TASK REQUIREMENTS:
Reproduce every entry exactly and leave its pictures out.

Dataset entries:
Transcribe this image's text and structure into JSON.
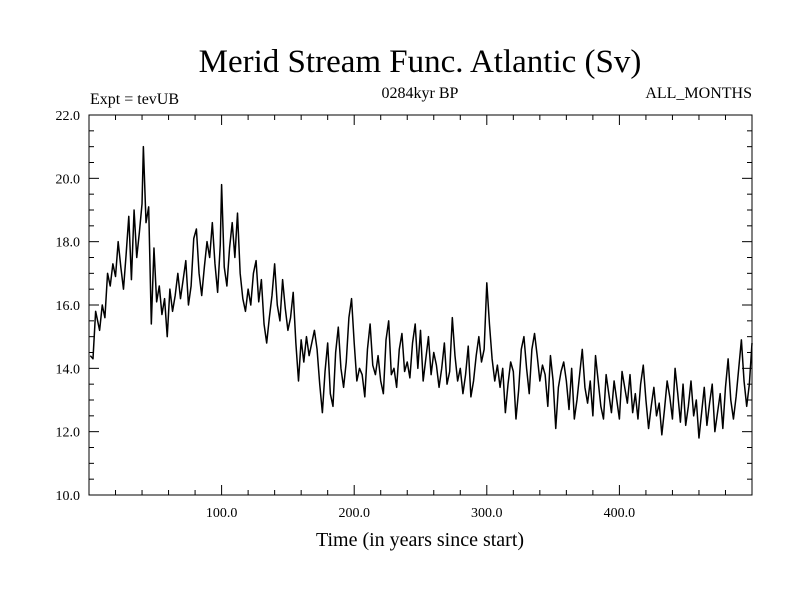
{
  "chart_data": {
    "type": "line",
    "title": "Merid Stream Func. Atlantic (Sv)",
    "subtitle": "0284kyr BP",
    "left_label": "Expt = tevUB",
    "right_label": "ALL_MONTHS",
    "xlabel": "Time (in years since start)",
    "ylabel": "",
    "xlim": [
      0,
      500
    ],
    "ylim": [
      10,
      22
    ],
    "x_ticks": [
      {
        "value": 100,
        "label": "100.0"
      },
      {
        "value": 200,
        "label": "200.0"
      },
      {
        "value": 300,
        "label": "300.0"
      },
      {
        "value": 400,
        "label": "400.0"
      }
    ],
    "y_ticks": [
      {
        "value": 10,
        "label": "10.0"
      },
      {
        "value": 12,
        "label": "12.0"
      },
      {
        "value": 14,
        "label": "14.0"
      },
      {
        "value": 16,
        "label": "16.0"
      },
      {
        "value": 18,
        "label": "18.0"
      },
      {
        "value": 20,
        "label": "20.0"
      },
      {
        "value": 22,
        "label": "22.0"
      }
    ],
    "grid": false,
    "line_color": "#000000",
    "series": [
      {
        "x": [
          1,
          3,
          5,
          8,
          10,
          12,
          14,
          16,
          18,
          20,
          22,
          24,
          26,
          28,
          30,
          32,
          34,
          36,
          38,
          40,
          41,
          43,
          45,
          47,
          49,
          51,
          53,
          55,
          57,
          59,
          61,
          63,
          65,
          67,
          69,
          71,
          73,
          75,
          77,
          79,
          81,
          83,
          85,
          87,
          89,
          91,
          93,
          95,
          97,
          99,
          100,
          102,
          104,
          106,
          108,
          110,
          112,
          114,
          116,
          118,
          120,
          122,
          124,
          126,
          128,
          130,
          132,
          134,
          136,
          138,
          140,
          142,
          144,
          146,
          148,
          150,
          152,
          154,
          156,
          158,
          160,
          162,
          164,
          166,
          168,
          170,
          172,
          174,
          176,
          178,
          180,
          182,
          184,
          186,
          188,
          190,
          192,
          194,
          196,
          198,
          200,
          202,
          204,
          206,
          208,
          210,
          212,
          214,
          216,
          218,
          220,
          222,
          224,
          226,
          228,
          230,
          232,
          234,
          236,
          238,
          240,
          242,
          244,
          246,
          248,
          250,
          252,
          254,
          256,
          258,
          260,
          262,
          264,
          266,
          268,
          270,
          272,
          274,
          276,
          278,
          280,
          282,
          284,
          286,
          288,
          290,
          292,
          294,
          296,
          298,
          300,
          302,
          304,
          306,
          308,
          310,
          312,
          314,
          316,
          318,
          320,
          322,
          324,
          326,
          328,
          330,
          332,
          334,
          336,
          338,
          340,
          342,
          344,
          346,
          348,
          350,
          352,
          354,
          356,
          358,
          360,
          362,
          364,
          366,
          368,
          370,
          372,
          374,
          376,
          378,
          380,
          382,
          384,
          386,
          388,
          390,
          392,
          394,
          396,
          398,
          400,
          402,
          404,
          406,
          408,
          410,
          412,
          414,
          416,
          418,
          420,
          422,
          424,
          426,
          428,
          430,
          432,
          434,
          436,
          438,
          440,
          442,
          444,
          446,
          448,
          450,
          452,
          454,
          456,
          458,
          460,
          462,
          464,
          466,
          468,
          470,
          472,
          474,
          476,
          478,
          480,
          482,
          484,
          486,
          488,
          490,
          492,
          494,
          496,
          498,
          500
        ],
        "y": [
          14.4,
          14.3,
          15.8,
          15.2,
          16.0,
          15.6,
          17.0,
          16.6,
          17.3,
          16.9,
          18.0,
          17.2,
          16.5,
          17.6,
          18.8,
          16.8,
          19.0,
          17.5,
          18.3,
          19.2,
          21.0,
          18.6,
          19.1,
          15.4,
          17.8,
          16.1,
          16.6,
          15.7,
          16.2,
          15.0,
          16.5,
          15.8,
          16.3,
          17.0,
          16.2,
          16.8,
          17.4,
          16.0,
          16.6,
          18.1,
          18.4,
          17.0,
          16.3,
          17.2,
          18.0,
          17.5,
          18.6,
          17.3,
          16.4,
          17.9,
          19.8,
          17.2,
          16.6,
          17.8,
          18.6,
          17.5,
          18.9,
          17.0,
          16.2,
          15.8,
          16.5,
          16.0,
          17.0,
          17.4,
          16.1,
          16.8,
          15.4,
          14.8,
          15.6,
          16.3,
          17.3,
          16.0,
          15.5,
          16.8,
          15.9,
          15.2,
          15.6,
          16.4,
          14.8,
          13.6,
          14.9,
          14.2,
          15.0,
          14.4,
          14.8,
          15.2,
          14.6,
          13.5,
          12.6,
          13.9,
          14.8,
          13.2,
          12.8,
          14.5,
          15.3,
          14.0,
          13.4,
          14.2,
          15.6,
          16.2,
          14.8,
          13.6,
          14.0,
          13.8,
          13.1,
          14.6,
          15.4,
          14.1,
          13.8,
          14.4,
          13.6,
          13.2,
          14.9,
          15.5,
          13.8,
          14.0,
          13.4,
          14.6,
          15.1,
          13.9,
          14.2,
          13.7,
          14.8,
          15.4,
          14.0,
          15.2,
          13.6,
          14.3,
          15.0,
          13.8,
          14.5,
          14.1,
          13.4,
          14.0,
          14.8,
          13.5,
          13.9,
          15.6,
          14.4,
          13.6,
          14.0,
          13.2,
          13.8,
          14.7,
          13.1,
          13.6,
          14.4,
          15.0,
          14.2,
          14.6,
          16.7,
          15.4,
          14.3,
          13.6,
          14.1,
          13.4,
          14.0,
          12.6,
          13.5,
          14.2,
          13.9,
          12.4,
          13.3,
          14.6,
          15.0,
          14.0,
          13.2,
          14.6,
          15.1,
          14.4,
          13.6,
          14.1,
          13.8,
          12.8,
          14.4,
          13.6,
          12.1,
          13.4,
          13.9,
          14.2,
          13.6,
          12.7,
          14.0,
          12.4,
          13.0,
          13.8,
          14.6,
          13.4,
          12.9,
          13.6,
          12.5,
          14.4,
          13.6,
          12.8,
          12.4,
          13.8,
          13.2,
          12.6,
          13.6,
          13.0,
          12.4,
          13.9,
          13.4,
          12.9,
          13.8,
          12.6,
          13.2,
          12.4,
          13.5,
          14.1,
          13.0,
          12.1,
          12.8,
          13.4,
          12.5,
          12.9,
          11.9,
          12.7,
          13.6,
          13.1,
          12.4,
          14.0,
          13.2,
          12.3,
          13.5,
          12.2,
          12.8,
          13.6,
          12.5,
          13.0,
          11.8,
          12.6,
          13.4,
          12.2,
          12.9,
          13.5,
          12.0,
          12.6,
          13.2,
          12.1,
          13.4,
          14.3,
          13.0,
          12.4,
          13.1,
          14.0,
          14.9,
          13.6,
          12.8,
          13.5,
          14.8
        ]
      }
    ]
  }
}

EXERCISE SOLUTION:
Transcribe this image's text and structure into JSON.
{
  "chart_data": {
    "type": "line",
    "title": "Merid Stream Func. Atlantic (Sv)",
    "subtitle": "0284kyr BP",
    "left_label": "Expt = tevUB",
    "right_label": "ALL_MONTHS",
    "xlabel": "Time (in years since start)",
    "ylabel": "",
    "xlim": [
      0,
      500
    ],
    "ylim": [
      10,
      22
    ],
    "x_ticks": [
      {
        "value": 100,
        "label": "100.0"
      },
      {
        "value": 200,
        "label": "200.0"
      },
      {
        "value": 300,
        "label": "300.0"
      },
      {
        "value": 400,
        "label": "400.0"
      }
    ],
    "y_ticks": [
      {
        "value": 10,
        "label": "10.0"
      },
      {
        "value": 12,
        "label": "12.0"
      },
      {
        "value": 14,
        "label": "14.0"
      },
      {
        "value": 16,
        "label": "16.0"
      },
      {
        "value": 18,
        "label": "18.0"
      },
      {
        "value": 20,
        "label": "20.0"
      },
      {
        "value": 22,
        "label": "22.0"
      }
    ],
    "grid": false,
    "line_color": "#000000",
    "series": [
      {
        "x": [
          1,
          3,
          5,
          8,
          10,
          12,
          14,
          16,
          18,
          20,
          22,
          24,
          26,
          28,
          30,
          32,
          34,
          36,
          38,
          40,
          41,
          43,
          45,
          47,
          49,
          51,
          53,
          55,
          57,
          59,
          61,
          63,
          65,
          67,
          69,
          71,
          73,
          75,
          77,
          79,
          81,
          83,
          85,
          87,
          89,
          91,
          93,
          95,
          97,
          99,
          100,
          102,
          104,
          106,
          108,
          110,
          112,
          114,
          116,
          118,
          120,
          122,
          124,
          126,
          128,
          130,
          132,
          134,
          136,
          138,
          140,
          142,
          144,
          146,
          148,
          150,
          152,
          154,
          156,
          158,
          160,
          162,
          164,
          166,
          168,
          170,
          172,
          174,
          176,
          178,
          180,
          182,
          184,
          186,
          188,
          190,
          192,
          194,
          196,
          198,
          200,
          202,
          204,
          206,
          208,
          210,
          212,
          214,
          216,
          218,
          220,
          222,
          224,
          226,
          228,
          230,
          232,
          234,
          236,
          238,
          240,
          242,
          244,
          246,
          248,
          250,
          252,
          254,
          256,
          258,
          260,
          262,
          264,
          266,
          268,
          270,
          272,
          274,
          276,
          278,
          280,
          282,
          284,
          286,
          288,
          290,
          292,
          294,
          296,
          298,
          300,
          302,
          304,
          306,
          308,
          310,
          312,
          314,
          316,
          318,
          320,
          322,
          324,
          326,
          328,
          330,
          332,
          334,
          336,
          338,
          340,
          342,
          344,
          346,
          348,
          350,
          352,
          354,
          356,
          358,
          360,
          362,
          364,
          366,
          368,
          370,
          372,
          374,
          376,
          378,
          380,
          382,
          384,
          386,
          388,
          390,
          392,
          394,
          396,
          398,
          400,
          402,
          404,
          406,
          408,
          410,
          412,
          414,
          416,
          418,
          420,
          422,
          424,
          426,
          428,
          430,
          432,
          434,
          436,
          438,
          440,
          442,
          444,
          446,
          448,
          450,
          452,
          454,
          456,
          458,
          460,
          462,
          464,
          466,
          468,
          470,
          472,
          474,
          476,
          478,
          480,
          482,
          484,
          486,
          488,
          490,
          492,
          494,
          496,
          498,
          500
        ],
        "y": [
          14.4,
          14.3,
          15.8,
          15.2,
          16.0,
          15.6,
          17.0,
          16.6,
          17.3,
          16.9,
          18.0,
          17.2,
          16.5,
          17.6,
          18.8,
          16.8,
          19.0,
          17.5,
          18.3,
          19.2,
          21.0,
          18.6,
          19.1,
          15.4,
          17.8,
          16.1,
          16.6,
          15.7,
          16.2,
          15.0,
          16.5,
          15.8,
          16.3,
          17.0,
          16.2,
          16.8,
          17.4,
          16.0,
          16.6,
          18.1,
          18.4,
          17.0,
          16.3,
          17.2,
          18.0,
          17.5,
          18.6,
          17.3,
          16.4,
          17.9,
          19.8,
          17.2,
          16.6,
          17.8,
          18.6,
          17.5,
          18.9,
          17.0,
          16.2,
          15.8,
          16.5,
          16.0,
          17.0,
          17.4,
          16.1,
          16.8,
          15.4,
          14.8,
          15.6,
          16.3,
          17.3,
          16.0,
          15.5,
          16.8,
          15.9,
          15.2,
          15.6,
          16.4,
          14.8,
          13.6,
          14.9,
          14.2,
          15.0,
          14.4,
          14.8,
          15.2,
          14.6,
          13.5,
          12.6,
          13.9,
          14.8,
          13.2,
          12.8,
          14.5,
          15.3,
          14.0,
          13.4,
          14.2,
          15.6,
          16.2,
          14.8,
          13.6,
          14.0,
          13.8,
          13.1,
          14.6,
          15.4,
          14.1,
          13.8,
          14.4,
          13.6,
          13.2,
          14.9,
          15.5,
          13.8,
          14.0,
          13.4,
          14.6,
          15.1,
          13.9,
          14.2,
          13.7,
          14.8,
          15.4,
          14.0,
          15.2,
          13.6,
          14.3,
          15.0,
          13.8,
          14.5,
          14.1,
          13.4,
          14.0,
          14.8,
          13.5,
          13.9,
          15.6,
          14.4,
          13.6,
          14.0,
          13.2,
          13.8,
          14.7,
          13.1,
          13.6,
          14.4,
          15.0,
          14.2,
          14.6,
          16.7,
          15.4,
          14.3,
          13.6,
          14.1,
          13.4,
          14.0,
          12.6,
          13.5,
          14.2,
          13.9,
          12.4,
          13.3,
          14.6,
          15.0,
          14.0,
          13.2,
          14.6,
          15.1,
          14.4,
          13.6,
          14.1,
          13.8,
          12.8,
          14.4,
          13.6,
          12.1,
          13.4,
          13.9,
          14.2,
          13.6,
          12.7,
          14.0,
          12.4,
          13.0,
          13.8,
          14.6,
          13.4,
          12.9,
          13.6,
          12.5,
          14.4,
          13.6,
          12.8,
          12.4,
          13.8,
          13.2,
          12.6,
          13.6,
          13.0,
          12.4,
          13.9,
          13.4,
          12.9,
          13.8,
          12.6,
          13.2,
          12.4,
          13.5,
          14.1,
          13.0,
          12.1,
          12.8,
          13.4,
          12.5,
          12.9,
          11.9,
          12.7,
          13.6,
          13.1,
          12.4,
          14.0,
          13.2,
          12.3,
          13.5,
          12.2,
          12.8,
          13.6,
          12.5,
          13.0,
          11.8,
          12.6,
          13.4,
          12.2,
          12.9,
          13.5,
          12.0,
          12.6,
          13.2,
          12.1,
          13.4,
          14.3,
          13.0,
          12.4,
          13.1,
          14.0,
          14.9,
          13.6,
          12.8,
          13.5,
          14.8
        ]
      }
    ]
  }
}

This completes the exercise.